— START OF Stored records —

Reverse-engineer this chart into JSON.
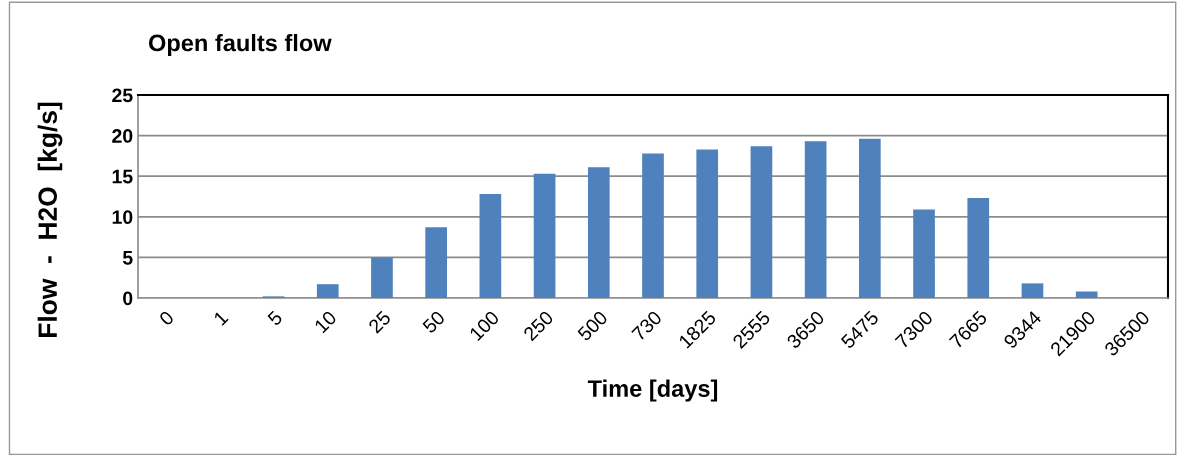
{
  "chart_data": {
    "type": "bar",
    "title": "Open faults flow",
    "xlabel": "Time [days]",
    "ylabel": "Flow  -  H2O  [kg/s]",
    "categories": [
      "0",
      "1",
      "5",
      "10",
      "25",
      "50",
      "100",
      "250",
      "500",
      "730",
      "1825",
      "2555",
      "3650",
      "5475",
      "7300",
      "7665",
      "9344",
      "21900",
      "36500"
    ],
    "values": [
      0,
      0,
      0.2,
      1.7,
      5.0,
      8.7,
      12.8,
      15.3,
      16.1,
      17.8,
      18.3,
      18.7,
      19.3,
      19.6,
      10.9,
      12.3,
      1.8,
      0.8,
      0
    ],
    "color": "#4f81bd",
    "ylim": [
      0,
      25
    ],
    "yticks": [
      0,
      5,
      10,
      15,
      20,
      25
    ],
    "grid": "y",
    "legend": false
  }
}
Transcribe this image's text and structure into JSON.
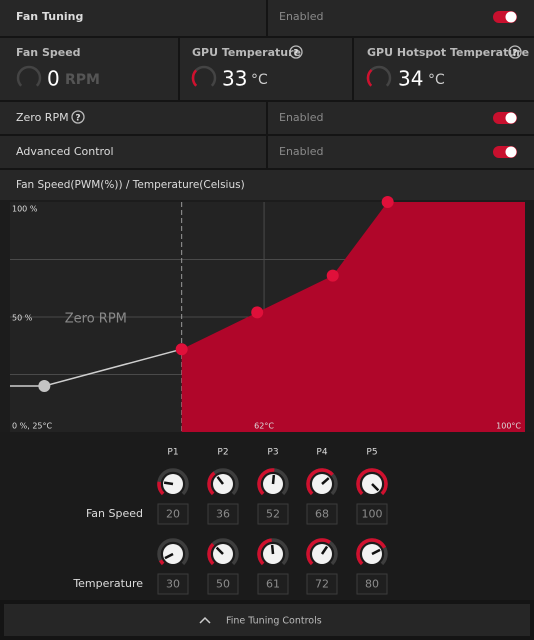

— END OF Stored records —

The task: Filter the records above for lines containing the word "JSON", and copy those lines.

Correct response:
Reverse-engineer this chart into JSON.
Transcribe this image's text and structure into JSON.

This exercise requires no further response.